▶ [DATA FOR PROCESSING]
========================================

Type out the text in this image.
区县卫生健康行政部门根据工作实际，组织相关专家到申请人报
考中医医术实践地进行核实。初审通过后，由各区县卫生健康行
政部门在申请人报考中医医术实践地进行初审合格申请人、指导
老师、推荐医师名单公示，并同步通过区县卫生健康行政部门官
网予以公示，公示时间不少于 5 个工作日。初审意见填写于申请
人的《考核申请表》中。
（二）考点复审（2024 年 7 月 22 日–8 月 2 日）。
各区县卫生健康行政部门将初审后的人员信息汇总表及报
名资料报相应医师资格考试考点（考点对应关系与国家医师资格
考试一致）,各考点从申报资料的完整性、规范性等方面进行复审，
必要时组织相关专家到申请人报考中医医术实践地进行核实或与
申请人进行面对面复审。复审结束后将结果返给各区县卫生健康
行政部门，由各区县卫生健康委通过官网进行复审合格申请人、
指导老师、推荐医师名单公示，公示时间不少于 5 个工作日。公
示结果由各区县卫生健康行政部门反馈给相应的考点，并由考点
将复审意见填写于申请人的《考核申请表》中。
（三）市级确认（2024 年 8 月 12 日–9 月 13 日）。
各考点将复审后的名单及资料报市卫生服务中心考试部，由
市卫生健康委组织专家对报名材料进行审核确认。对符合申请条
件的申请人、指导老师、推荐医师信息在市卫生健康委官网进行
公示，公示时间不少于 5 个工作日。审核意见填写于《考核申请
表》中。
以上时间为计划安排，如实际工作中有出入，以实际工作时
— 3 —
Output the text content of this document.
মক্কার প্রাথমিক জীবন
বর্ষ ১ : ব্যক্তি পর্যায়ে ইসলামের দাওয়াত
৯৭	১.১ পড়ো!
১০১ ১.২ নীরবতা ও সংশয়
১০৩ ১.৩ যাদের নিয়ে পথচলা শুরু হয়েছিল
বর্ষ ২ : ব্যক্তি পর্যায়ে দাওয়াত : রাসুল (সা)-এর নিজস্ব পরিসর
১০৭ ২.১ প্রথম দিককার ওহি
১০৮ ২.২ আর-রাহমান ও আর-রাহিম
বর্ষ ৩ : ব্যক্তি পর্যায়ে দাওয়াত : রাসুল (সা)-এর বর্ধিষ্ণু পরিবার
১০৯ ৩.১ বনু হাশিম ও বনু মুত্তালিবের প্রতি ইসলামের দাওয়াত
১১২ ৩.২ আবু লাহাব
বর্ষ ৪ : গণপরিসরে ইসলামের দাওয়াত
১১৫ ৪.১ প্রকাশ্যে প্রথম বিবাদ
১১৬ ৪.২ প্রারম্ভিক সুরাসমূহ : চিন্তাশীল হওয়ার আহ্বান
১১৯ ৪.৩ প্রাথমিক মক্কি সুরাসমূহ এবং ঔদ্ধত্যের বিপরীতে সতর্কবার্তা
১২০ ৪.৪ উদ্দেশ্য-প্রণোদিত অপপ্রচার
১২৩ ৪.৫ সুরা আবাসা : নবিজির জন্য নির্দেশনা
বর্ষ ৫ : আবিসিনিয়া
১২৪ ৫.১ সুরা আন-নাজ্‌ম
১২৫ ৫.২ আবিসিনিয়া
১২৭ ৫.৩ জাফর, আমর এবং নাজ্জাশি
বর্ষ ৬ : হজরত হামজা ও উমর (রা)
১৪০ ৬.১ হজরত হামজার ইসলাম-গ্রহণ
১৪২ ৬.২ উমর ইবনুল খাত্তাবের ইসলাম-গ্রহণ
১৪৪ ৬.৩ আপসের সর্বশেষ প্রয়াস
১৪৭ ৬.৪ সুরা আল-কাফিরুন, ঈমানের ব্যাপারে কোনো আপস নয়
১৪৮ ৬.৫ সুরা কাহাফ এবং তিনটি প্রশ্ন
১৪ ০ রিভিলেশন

========================================

▶ [TASK TO COMPLETE] Reproduce all the data word for word.

▶ [EXPECTED OUTPUT]
Type out the text in this image.
区县卫生健康行政部门根据工作实际，组织相关专家到申请人报
考中医医术实践地进行核实。初审通过后，由各区县卫生健康行
政部门在申请人报考中医医术实践地进行初审合格申请人、指导
老师、推荐医师名单公示，并同步通过区县卫生健康行政部门官
网予以公示，公示时间不少于 5 个工作日。初审意见填写于申请
人的《考核申请表》中。
（二）考点复审（2024 年 7 月 22 日–8 月 2 日）。
各区县卫生健康行政部门将初审后的人员信息汇总表及报
名资料报相应医师资格考试考点（考点对应关系与国家医师资格
考试一致）,各考点从申报资料的完整性、规范性等方面进行复审，
必要时组织相关专家到申请人报考中医医术实践地进行核实或与
申请人进行面对面复审。复审结束后将结果返给各区县卫生健康
行政部门，由各区县卫生健康委通过官网进行复审合格申请人、
指导老师、推荐医师名单公示，公示时间不少于 5 个工作日。公
示结果由各区县卫生健康行政部门反馈给相应的考点，并由考点
将复审意见填写于申请人的《考核申请表》中。
（三）市级确认（2024 年 8 月 12 日–9 月 13 日）。
各考点将复审后的名单及资料报市卫生服务中心考试部，由
市卫生健康委组织专家对报名材料进行审核确认。对符合申请条
件的申请人、指导老师、推荐医师信息在市卫生健康委官网进行
公示，公示时间不少于 5 个工作日。审核意见填写于《考核申请
表》中。
以上时间为计划安排，如实际工作中有出入，以实际工作时
— 3 —
Output the text content of this document.
মক্কার প্রাথমিক জীবন
বর্ষ ১ : ব্যক্তি পর্যায়ে ইসলামের দাওয়াত
৯৭	১.১ পড়ো!
১০১ ১.২ নীরবতা ও সংশয়
১০৩ ১.৩ যাদের নিয়ে পথচলা শুরু হয়েছিল
বর্ষ ২ : ব্যক্তি পর্যায়ে দাওয়াত : রাসুল (সা)-এর নিজস্ব পরিসর
১০৭ ২.১ প্রথম দিককার ওহি
১০৮ ২.২ আর-রাহমান ও আর-রাহিম
বর্ষ ৩ : ব্যক্তি পর্যায়ে দাওয়াত : রাসুল (সা)-এর বর্ধিষ্ণু পরিবার
১০৯ ৩.১ বনু হাশিম ও বনু মুত্তালিবের প্রতি ইসলামের দাওয়াত
১১২ ৩.২ আবু লাহাব
বর্ষ ৪ : গণপরিসরে ইসলামের দাওয়াত
১১৫ ৪.১ প্রকাশ্যে প্রথম বিবাদ
১১৬ ৪.২ প্রারম্ভিক সুরাসমূহ : চিন্তাশীল হওয়ার আহ্বান
১১৯ ৪.৩ প্রাথমিক মক্কি সুরাসমূহ এবং ঔদ্ধত্যের বিপরীতে সতর্কবার্তা
১২০ ৪.৪ উদ্দেশ্য-প্রণোদিত অপপ্রচার
১২৩ ৪.৫ সুরা আবাসা : নবিজির জন্য নির্দেশনা
বর্ষ ৫ : আবিসিনিয়া
১২৪ ৫.১ সুরা আন-নাজ্‌ম
১২৫ ৫.২ আবিসিনিয়া
১২৭ ৫.৩ জাফর, আমর এবং নাজ্জাশি
বর্ষ ৬ : হজরত হামজা ও উমর (রা)
১৪০ ৬.১ হজরত হামজার ইসলাম-গ্রহণ
১৪২ ৬.২ উমর ইবনুল খাত্তাবের ইসলাম-গ্রহণ
১৪৪ ৬.৩ আপসের সর্বশেষ প্রয়াস
১৪৭ ৬.৪ সুরা আল-কাফিরুন, ঈমানের ব্যাপারে কোনো আপস নয়
১৪৮ ৬.৫ সুরা কাহাফ এবং তিনটি প্রশ্ন
১৪ ০ রিভিলেশন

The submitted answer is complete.